**Exercise**
Repeat every row from the one containing "Patent image size: (842, 660)." down to the one containing "In FIG. 7, the recording", both included, reproducing each precisely.

**Task inputs**
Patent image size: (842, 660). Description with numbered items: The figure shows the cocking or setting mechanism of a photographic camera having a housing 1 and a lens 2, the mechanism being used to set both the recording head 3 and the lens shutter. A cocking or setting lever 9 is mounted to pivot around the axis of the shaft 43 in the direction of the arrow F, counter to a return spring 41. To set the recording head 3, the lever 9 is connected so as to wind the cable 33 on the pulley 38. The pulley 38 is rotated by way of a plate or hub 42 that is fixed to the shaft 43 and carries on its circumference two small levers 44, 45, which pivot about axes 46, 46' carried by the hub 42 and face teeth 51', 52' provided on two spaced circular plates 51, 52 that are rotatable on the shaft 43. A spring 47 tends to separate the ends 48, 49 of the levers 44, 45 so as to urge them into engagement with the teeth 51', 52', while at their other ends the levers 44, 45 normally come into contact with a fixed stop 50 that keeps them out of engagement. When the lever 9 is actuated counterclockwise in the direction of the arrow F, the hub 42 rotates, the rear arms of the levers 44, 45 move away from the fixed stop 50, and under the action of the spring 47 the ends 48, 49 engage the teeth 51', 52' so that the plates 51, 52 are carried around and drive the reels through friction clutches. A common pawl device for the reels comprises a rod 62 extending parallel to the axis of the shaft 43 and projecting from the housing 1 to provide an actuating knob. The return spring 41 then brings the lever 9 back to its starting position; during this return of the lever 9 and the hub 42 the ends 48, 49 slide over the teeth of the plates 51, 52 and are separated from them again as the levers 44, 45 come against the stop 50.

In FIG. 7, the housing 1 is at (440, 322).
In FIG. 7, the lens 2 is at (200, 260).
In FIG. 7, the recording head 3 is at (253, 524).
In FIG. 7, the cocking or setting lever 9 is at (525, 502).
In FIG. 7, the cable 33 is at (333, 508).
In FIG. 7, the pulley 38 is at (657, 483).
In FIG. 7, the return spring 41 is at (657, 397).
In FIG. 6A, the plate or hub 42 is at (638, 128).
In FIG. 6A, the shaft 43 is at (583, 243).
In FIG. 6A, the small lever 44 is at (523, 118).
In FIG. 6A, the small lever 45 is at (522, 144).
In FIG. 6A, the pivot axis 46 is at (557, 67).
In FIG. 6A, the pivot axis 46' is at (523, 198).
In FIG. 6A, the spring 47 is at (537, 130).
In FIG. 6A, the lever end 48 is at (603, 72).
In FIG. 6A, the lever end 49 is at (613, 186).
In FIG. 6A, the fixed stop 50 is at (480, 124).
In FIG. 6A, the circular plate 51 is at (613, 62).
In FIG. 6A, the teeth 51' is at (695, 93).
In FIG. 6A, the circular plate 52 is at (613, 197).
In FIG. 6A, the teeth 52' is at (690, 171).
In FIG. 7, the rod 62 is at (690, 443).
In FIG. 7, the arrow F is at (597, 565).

...

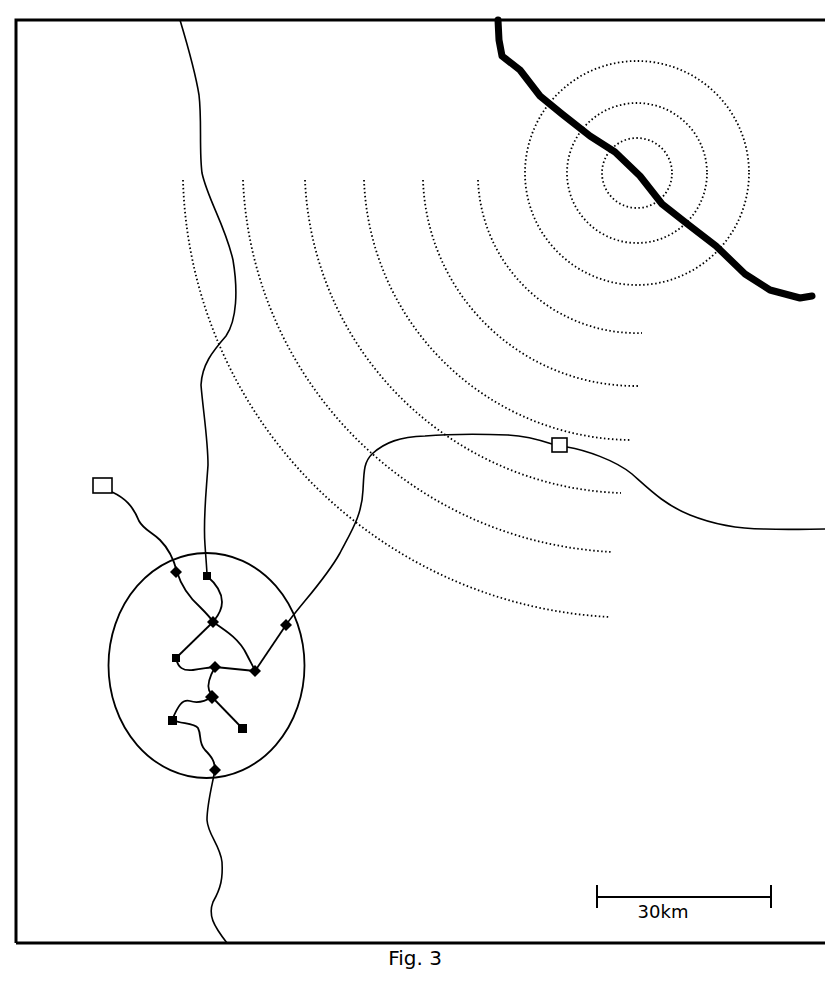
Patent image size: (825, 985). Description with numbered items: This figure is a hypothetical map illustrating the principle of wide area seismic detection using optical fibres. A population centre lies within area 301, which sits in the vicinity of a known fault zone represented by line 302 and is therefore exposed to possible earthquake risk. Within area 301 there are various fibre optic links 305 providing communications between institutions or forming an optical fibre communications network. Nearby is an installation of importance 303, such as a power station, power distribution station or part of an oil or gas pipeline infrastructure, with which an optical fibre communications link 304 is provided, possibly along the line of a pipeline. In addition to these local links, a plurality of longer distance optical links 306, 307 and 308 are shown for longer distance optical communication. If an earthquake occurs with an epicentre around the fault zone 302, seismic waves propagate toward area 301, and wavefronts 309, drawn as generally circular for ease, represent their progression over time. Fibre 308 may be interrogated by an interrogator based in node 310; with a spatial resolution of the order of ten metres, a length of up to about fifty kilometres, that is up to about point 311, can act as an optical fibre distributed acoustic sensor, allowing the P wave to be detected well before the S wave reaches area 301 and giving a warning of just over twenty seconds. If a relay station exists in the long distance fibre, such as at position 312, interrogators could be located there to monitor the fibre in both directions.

**Answer to the problem**
Patent image size: (842, 660). Description with numbered items: The figure shows the cocking or setting mechanism of a photographic camera having a housing 1 and a lens 2, the mechanism being used to set both the recording head 3 and the lens shutter. A cocking or setting lever 9 is mounted to pivot around the axis of the shaft 43 in the direction of the arrow F, counter to a return spring 41. To set the recording head 3, the lever 9 is connected so as to wind the cable 33 on the pulley 38. The pulley 38 is rotated by way of a plate or hub 42 that is fixed to the shaft 43 and carries on its circumference two small levers 44, 45, which pivot about axes 46, 46' carried by the hub 42 and face teeth 51', 52' provided on two spaced circular plates 51, 52 that are rotatable on the shaft 43. A spring 47 tends to separate the ends 48, 49 of the levers 44, 45 so as to urge them into engagement with the teeth 51', 52', while at their other ends the levers 44, 45 normally come into contact with a fixed stop 50 that keeps them out of engagement. When the lever 9 is actuated counterclockwise in the direction of the arrow F, the hub 42 rotates, the rear arms of the levers 44, 45 move away from the fixed stop 50, and under the action of the spring 47 the ends 48, 49 engage the teeth 51', 52' so that the plates 51, 52 are carried around and drive the reels through friction clutches. A common pawl device for the reels comprises a rod 62 extending parallel to the axis of the shaft 43 and projecting from the housing 1 to provide an actuating knob. The return spring 41 then brings the lever 9 back to its starting position; during this return of the lever 9 and the hub 42 the ends 48, 49 slide over the teeth of the plates 51, 52 and are separated from them again as the levers 44, 45 come against the stop 50.

In FIG. 7, the housing 1 is at (440, 322).
In FIG. 7, the lens 2 is at (200, 260).
In FIG. 7, the recording head 3 is at (253, 524).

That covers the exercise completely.